* WHAT THE TASK REQUIRES *
Will you quote only the lines starting at the one that contains "Enumerate this screenshot's" and ending with the last line of the listing below, inclusive?

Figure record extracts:
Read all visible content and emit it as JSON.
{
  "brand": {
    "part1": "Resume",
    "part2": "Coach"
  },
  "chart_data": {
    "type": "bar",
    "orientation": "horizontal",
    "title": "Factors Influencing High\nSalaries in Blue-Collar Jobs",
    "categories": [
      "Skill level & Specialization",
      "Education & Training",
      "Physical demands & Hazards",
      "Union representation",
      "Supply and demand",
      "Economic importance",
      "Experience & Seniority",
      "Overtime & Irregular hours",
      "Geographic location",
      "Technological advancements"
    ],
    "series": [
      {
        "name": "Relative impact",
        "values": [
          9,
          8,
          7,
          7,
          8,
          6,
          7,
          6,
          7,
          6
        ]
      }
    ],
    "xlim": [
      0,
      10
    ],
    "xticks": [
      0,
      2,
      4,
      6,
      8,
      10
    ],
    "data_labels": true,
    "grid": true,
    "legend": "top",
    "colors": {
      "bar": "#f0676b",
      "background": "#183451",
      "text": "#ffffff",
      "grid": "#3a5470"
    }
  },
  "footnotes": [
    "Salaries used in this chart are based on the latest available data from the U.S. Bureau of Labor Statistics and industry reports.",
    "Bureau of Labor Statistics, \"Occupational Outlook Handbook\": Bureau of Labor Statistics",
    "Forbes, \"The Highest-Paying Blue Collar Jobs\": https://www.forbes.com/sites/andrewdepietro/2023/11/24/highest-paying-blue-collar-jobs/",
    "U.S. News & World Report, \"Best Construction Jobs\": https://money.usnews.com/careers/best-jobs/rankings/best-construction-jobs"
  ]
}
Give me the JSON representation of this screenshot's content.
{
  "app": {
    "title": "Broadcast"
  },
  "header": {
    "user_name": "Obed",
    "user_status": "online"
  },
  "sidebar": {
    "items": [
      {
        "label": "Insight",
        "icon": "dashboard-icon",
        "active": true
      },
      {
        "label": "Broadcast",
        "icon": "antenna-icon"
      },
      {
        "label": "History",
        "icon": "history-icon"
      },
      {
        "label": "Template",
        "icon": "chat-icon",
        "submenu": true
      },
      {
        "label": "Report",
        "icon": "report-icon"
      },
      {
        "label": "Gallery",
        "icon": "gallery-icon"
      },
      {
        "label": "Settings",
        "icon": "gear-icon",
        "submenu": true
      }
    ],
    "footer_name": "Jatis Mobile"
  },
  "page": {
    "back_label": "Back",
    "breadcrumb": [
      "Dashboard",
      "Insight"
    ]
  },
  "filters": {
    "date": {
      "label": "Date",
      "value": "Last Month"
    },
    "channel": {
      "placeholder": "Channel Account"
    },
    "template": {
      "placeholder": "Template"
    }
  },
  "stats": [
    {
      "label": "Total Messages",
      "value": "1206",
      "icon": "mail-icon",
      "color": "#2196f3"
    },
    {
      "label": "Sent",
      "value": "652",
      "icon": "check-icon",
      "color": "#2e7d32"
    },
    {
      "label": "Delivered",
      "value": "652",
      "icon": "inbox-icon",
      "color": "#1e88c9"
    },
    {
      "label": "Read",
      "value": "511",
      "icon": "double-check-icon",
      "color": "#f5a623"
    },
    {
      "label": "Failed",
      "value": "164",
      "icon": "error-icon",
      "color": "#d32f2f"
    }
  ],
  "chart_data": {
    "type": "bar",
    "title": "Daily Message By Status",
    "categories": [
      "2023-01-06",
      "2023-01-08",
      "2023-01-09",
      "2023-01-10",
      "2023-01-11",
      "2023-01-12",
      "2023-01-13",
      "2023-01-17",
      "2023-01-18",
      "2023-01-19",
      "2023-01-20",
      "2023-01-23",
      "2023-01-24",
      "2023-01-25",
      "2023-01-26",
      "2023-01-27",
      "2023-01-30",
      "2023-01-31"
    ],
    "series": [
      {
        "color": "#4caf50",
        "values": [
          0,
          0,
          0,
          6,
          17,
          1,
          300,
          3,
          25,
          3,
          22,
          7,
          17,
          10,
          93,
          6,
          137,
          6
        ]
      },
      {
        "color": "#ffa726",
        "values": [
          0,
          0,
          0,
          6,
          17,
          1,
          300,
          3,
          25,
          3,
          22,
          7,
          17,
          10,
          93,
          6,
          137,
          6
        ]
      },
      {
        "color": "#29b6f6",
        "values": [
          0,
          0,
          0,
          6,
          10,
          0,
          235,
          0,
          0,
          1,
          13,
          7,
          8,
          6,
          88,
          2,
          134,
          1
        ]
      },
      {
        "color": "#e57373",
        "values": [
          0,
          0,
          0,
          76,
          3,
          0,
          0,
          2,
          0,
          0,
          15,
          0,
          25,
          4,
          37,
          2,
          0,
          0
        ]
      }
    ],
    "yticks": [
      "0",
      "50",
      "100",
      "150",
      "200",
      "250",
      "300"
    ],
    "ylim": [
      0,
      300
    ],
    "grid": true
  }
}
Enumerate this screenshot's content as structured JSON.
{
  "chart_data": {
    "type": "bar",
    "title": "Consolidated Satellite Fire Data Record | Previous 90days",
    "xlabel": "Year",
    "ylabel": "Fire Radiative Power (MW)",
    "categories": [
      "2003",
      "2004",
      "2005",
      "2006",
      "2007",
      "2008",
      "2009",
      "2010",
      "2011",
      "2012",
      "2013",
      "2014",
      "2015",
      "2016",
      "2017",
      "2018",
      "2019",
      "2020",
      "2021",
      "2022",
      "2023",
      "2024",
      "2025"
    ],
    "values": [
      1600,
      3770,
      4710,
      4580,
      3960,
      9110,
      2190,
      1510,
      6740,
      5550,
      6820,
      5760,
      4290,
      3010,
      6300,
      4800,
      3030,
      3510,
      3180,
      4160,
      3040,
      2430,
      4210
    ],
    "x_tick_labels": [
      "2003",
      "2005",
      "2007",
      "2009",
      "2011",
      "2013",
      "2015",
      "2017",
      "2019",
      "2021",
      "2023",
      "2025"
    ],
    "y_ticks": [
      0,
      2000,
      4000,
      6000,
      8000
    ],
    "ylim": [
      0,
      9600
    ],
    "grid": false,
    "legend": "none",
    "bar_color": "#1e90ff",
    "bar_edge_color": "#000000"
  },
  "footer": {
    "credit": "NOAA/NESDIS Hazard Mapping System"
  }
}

* RESULT OF THE EXERCISE *
Enumerate this screenshot's content as structured JSON.
{
  "chart_data": {
    "type": "bar",
    "title": "Consolidated Satellite Fire Data Record | Previous 90days",
    "xlabel": "Year",
    "ylabel": "Fire Radiative Power (MW)",
    "categories": [
      "2003",
      "2004",
      "2005",
      "2006",
      "2007",
      "2008",
      "2009",
      "2010",
      "2011",
      "2012",
      "2013",
      "2014",
      "2015",
      "2016",
      "2017",
      "2018",
      "2019",
      "2020",
      "2021",
      "2022",
      "2023",
      "2024",
      "2025"
    ],
    "values": [
      1600,
      3770,
      4710,
      4580,
      3960,
      9110,
      2190,
      1510,
      6740,
      5550,
      6820,
      5760,
      4290,
      3010,
      6300,
      4800,
      3030,
      3510,
      3180,
      4160,
      3040,
      2430,
      4210
    ],
    "x_tick_labels": [
      "2003",
      "2005",
      "2007",
      "2009",
      "2011",
      "2013",
      "2015",
      "2017",
      "2019",
      "2021",
      "2023",
      "2025"
    ],
    "y_ticks": [
      0,
      2000,
      4000,
      6000,
      8000
    ],
    "ylim": [
      0,
      9600
    ],
    "grid": false,
    "legend": "none",
    "bar_color": "#1e90ff",
    "bar_edge_color": "#000000"
  },
  "footer": {
    "credit": "NOAA/NESDIS Hazard Mapping System"
  }
}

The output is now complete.